▶ **Problem**: Copy all records verbatim.

==== Raw records ====

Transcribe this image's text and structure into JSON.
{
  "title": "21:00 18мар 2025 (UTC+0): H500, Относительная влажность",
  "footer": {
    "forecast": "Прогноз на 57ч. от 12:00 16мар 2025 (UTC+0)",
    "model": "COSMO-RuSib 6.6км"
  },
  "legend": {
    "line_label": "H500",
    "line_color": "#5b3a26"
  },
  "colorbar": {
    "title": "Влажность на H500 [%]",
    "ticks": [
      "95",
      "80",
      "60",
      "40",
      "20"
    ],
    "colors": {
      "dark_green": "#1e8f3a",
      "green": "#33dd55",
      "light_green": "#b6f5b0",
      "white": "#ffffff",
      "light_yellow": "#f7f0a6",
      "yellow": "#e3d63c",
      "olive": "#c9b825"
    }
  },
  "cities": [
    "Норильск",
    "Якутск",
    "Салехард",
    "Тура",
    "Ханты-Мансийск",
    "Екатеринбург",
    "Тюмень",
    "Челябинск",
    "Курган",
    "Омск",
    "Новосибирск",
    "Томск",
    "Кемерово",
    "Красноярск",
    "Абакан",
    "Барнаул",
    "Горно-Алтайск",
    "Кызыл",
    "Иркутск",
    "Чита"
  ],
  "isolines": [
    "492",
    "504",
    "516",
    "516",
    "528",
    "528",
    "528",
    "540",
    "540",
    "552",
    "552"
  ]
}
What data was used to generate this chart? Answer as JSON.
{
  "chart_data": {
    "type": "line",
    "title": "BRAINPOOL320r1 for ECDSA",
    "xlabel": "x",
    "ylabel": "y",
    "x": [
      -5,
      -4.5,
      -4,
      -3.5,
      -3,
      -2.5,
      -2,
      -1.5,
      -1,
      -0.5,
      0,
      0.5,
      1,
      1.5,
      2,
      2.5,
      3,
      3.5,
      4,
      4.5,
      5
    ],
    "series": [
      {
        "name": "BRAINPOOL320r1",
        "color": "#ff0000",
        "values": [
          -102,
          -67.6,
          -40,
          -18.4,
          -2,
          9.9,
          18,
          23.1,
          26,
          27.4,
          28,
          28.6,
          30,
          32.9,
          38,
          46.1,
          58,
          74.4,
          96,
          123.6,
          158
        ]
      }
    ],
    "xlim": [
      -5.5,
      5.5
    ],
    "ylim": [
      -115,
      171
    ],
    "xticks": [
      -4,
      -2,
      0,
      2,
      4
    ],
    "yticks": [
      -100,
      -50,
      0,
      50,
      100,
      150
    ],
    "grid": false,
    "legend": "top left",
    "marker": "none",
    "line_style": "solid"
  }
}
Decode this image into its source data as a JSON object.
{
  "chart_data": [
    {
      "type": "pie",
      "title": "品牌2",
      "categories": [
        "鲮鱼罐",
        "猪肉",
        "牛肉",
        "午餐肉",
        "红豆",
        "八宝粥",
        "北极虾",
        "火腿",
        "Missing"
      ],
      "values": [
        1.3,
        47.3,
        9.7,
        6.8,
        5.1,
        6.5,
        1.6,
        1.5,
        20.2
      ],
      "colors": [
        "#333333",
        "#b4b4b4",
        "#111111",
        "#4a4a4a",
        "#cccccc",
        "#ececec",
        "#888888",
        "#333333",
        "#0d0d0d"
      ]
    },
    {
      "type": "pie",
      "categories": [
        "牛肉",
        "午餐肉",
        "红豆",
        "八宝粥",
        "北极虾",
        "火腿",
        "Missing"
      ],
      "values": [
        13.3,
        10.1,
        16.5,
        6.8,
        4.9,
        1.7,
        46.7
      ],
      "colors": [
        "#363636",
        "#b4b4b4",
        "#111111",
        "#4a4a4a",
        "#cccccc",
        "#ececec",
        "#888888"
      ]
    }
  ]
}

====

▶ **Solved exercise**:
Transcribe this image's text and structure into JSON.
{
  "title": "21:00 18мар 2025 (UTC+0): H500, Относительная влажность",
  "footer": {
    "forecast": "Прогноз на 57ч. от 12:00 16мар 2025 (UTC+0)",
    "model": "COSMO-RuSib 6.6км"
  },
  "legend": {
    "line_label": "H500",
    "line_color": "#5b3a26"
  },
  "colorbar": {
    "title": "Влажность на H500 [%]",
    "ticks": [
      "95",
      "80",
      "60",
      "40",
      "20"
    ],
    "colors": {
      "dark_green": "#1e8f3a",
      "green": "#33dd55",
      "light_green": "#b6f5b0",
      "white": "#ffffff",
      "light_yellow": "#f7f0a6",
      "yellow": "#e3d63c",
      "olive": "#c9b825"
    }
  },
  "cities": [
    "Норильск",
    "Якутск",
    "Салехард",
    "Тура",
    "Ханты-Мансийск",
    "Екатеринбург",
    "Тюмень",
    "Челябинск",
    "Курган",
    "Омск",
    "Новосибирск",
    "Томск",
    "Кемерово",
    "Красноярск",
    "Абакан",
    "Барнаул",
    "Горно-Алтайск",
    "Кызыл",
    "Иркутск",
    "Чита"
  ],
  "isolines": [
    "492",
    "504",
    "516",
    "516",
    "528",
    "528",
    "528",
    "540",
    "540",
    "552",
    "552"
  ]
}
What data was used to generate this chart? Answer as JSON.
{
  "chart_data": {
    "type": "line",
    "title": "BRAINPOOL320r1 for ECDSA",
    "xlabel": "x",
    "ylabel": "y",
    "x": [
      -5,
      -4.5,
      -4,
      -3.5,
      -3,
      -2.5,
      -2,
      -1.5,
      -1,
      -0.5,
      0,
      0.5,
      1,
      1.5,
      2,
      2.5,
      3,
      3.5,
      4,
      4.5,
      5
    ],
    "series": [
      {
        "name": "BRAINPOOL320r1",
        "color": "#ff0000",
        "values": [
          -102,
          -67.6,
          -40,
          -18.4,
          -2,
          9.9,
          18,
          23.1,
          26,
          27.4,
          28,
          28.6,
          30,
          32.9,
          38,
          46.1,
          58,
          74.4,
          96,
          123.6,
          158
        ]
      }
    ],
    "xlim": [
      -5.5,
      5.5
    ],
    "ylim": [
      -115,
      171
    ],
    "xticks": [
      -4,
      -2,
      0,
      2,
      4
    ],
    "yticks": [
      -100,
      -50,
      0,
      50,
      100,
      150
    ],
    "grid": false,
    "legend": "top left",
    "marker": "none",
    "line_style": "solid"
  }
}
Decode this image into its source data as a JSON object.
{
  "chart_data": [
    {
      "type": "pie",
      "title": "品牌2",
      "categories": [
        "鲮鱼罐",
        "猪肉",
        "牛肉",
        "午餐肉",
        "红豆",
        "八宝粥",
        "北极虾",
        "火腿",
        "Missing"
      ],
      "values": [
        1.3,
        47.3,
        9.7,
        6.8,
        5.1,
        6.5,
        1.6,
        1.5,
        20.2
      ],
      "colors": [
        "#333333",
        "#b4b4b4",
        "#111111",
        "#4a4a4a",
        "#cccccc",
        "#ececec",
        "#888888",
        "#333333",
        "#0d0d0d"
      ]
    },
    {
      "type": "pie",
      "categories": [
        "牛肉",
        "午餐肉",
        "红豆",
        "八宝粥",
        "北极虾",
        "火腿",
        "Missing"
      ],
      "values": [
        13.3,
        10.1,
        16.5,
        6.8,
        4.9,
        1.7,
        46.7
      ],
      "colors": [
        "#363636",
        "#b4b4b4",
        "#111111",
        "#4a4a4a",
        "#cccccc",
        "#ececec",
        "#888888"
      ]
    }
  ]
}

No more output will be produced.